> EXERCISE REQUIREMENTS
Read the lines that follow and pick out every one containing the word "shutter".

_ _ _ _ _

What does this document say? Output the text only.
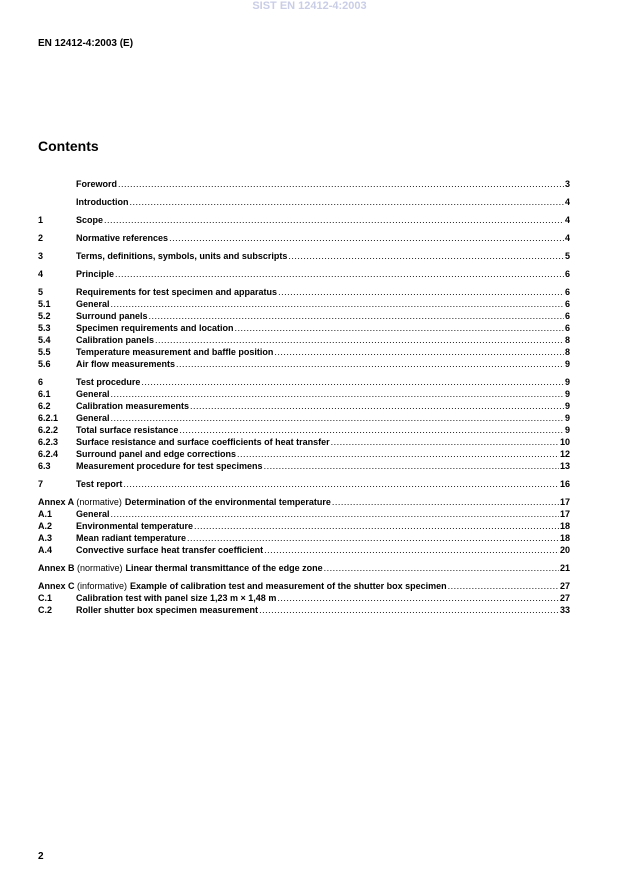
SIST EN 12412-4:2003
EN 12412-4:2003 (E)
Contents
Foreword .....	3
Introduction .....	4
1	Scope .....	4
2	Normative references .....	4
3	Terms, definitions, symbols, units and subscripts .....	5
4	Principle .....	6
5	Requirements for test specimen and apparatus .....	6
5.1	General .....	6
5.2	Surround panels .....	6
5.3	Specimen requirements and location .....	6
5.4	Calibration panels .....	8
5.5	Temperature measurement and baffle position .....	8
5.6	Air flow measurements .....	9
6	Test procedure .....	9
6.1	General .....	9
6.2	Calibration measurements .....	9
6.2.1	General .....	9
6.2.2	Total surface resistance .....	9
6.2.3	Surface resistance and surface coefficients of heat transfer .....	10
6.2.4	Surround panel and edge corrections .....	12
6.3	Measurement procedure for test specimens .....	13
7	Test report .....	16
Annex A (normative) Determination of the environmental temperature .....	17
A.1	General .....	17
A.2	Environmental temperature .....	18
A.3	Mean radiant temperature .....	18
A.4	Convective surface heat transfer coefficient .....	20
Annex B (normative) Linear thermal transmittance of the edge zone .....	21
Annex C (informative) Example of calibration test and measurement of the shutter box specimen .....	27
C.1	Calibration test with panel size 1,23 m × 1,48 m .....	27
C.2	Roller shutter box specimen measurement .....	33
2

_ _ _ _ _

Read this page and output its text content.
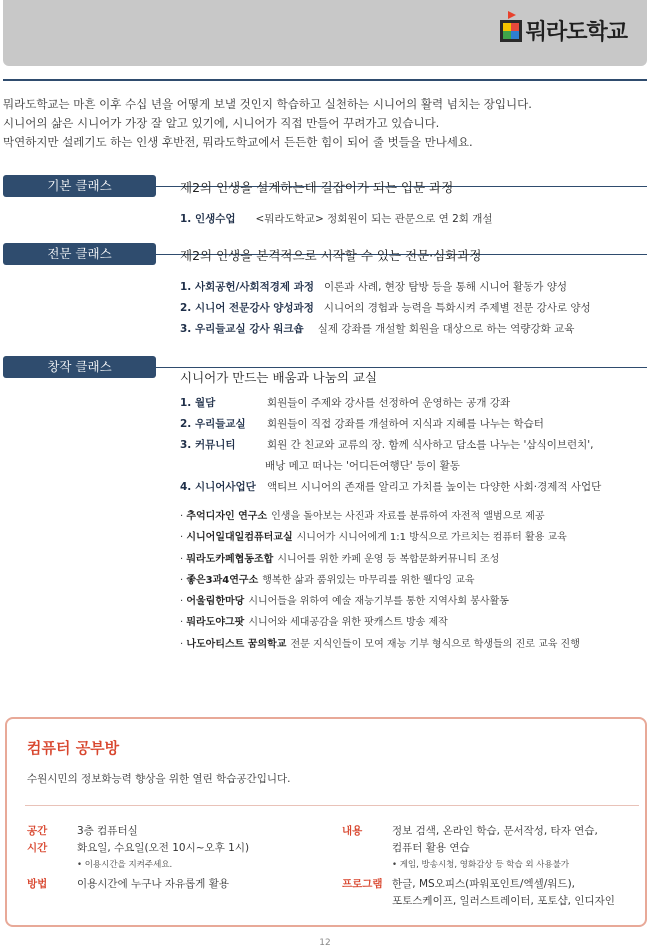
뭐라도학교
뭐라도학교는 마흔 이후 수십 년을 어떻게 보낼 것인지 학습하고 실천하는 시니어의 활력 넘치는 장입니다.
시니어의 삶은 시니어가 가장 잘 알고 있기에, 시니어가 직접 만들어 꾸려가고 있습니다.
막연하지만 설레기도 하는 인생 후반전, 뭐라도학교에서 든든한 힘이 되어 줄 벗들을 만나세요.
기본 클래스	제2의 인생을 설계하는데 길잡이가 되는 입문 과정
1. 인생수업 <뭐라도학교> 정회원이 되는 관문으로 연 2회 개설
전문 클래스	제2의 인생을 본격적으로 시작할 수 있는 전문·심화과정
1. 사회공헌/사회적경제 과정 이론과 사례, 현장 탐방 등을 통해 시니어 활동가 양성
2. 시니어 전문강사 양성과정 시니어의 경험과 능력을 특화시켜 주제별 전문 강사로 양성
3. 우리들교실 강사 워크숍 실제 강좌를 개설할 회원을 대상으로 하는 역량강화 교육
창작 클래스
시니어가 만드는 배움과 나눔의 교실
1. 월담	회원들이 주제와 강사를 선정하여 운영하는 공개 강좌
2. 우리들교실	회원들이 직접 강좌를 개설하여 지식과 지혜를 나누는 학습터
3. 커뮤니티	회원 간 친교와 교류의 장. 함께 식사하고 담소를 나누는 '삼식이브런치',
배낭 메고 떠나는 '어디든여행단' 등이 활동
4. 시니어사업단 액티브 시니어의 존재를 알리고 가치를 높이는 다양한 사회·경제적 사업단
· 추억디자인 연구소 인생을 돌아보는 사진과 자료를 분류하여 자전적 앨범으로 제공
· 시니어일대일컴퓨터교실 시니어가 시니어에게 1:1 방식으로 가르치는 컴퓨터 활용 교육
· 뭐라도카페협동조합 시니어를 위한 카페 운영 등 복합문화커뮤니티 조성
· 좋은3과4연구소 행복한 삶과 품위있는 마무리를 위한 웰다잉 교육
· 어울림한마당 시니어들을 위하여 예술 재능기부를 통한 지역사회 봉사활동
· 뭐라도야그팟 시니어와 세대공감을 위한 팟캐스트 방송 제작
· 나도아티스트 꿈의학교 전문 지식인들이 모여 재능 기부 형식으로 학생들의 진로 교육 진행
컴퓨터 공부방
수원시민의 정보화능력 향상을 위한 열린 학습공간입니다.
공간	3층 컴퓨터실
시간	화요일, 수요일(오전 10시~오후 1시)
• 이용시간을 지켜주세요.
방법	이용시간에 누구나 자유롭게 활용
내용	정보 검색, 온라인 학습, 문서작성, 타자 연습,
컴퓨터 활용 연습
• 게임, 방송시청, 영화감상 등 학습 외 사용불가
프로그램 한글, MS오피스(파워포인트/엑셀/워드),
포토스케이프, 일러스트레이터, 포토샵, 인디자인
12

_ _ _ _ _

> RESPONSE TO THE TASK
Annex C (informative) Example of calibration test and measurement of the shutter box specimen .....	27
C.2	Roller shutter box specimen measurement .....	33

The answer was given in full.